● What needs to be done
Copy each line where the word "Sunday" occurs.

● Given records

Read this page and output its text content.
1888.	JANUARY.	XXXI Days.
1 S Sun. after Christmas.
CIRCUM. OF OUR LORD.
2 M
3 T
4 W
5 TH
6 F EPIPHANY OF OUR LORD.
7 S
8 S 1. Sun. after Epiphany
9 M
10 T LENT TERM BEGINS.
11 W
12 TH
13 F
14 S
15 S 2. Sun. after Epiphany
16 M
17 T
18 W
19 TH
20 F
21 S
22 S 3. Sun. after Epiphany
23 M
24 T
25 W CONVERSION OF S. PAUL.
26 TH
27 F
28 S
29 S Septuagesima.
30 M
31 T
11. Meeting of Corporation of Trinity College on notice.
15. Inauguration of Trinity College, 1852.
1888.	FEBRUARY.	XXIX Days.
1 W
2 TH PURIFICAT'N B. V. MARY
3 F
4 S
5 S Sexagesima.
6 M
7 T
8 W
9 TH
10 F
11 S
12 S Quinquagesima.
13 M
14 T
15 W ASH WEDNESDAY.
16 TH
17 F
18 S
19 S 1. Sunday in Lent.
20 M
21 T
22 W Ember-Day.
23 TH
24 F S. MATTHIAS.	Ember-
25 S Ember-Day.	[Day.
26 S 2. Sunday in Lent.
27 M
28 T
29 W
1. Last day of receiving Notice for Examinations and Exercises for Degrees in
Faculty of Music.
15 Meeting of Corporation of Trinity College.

● Response
19 S 1. Sunday in Lent.
26 S 2. Sunday in Lent.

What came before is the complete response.